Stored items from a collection
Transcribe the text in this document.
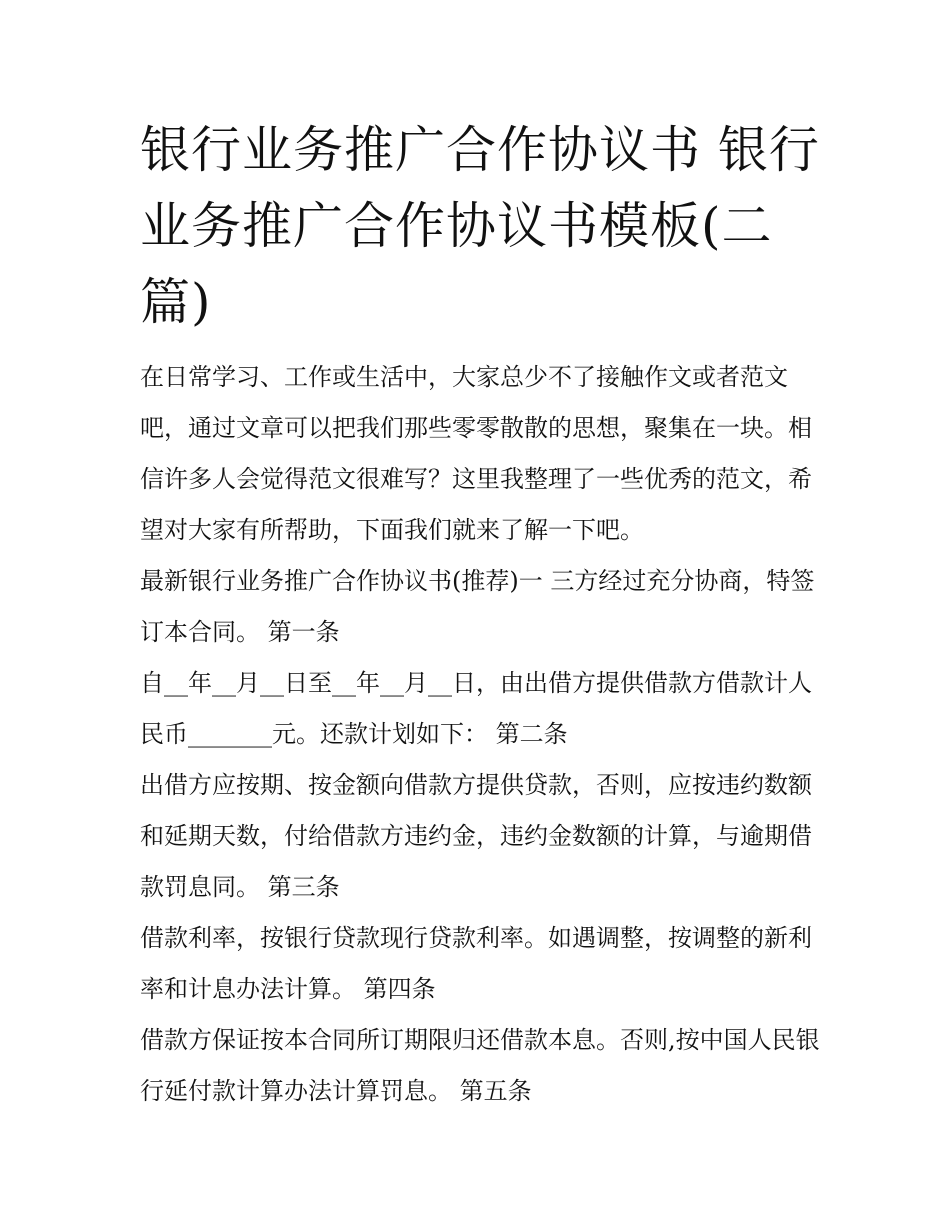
银行业务推广合作协议书 银行业务推广合作协议书模板(二篇)

在日常学习、工作或生活中，大家总少不了接触作文或者范文吧，通过文章可以把我们那些零零散散的思想，聚集在一块。相信许多人会觉得范文很难写？这里我整理了一些优秀的范文，希望对大家有所帮助，下面我们就来了解一下吧。

最新银行业务推广合作协议书(推荐)一 三方经过充分协商，特签订本合同。 第一条

自__年__月__日至__年__月__日，由出借方提供借款方借款计人民币_______元。还款计划如下： 第二条

出借方应按期、按金额向借款方提供贷款，否则，应按违约数额和延期天数，付给借款方违约金，违约金数额的计算，与逾期借款罚息同。 第三条

借款利率，按银行贷款现行贷款利率。如遇调整，按调整的新利率和计息办法计算。 第四条

借款方保证按本合同所订期限归还借款本息。否则,按中国人民银行延付款计算办法计算罚息。 第五条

EXERCISE PROMPT » Every line is to be duplicated exactly, though pictures stay out.

RESPONSE TO THIS EXERCISE »
Transcribe the text in this document.
银行业务推广合作协议书 银行业务推广合作协议书模板(二篇)

在日常学习、工作或生活中，大家总少不了接触作文或者范文吧，通过文章可以把我们那些零零散散的思想，聚集在一块。相信许多人会觉得范文很难写？这里我整理了一些优秀的范文，希望对大家有所帮助，下面我们就来了解一下吧。

最新银行业务推广合作协议书(推荐)一 三方经过充分协商，特签订本合同。 第一条

自__年__月__日至__年__月__日，由出借方提供借款方借款计人民币_______元。还款计划如下： 第二条

出借方应按期、按金额向借款方提供贷款，否则，应按违约数额和延期天数，付给借款方违约金，违约金数额的计算，与逾期借款罚息同。 第三条

借款利率，按银行贷款现行贷款利率。如遇调整，按调整的新利率和计息办法计算。 第四条

借款方保证按本合同所订期限归还借款本息。否则,按中国人民银行延付款计算办法计算罚息。 第五条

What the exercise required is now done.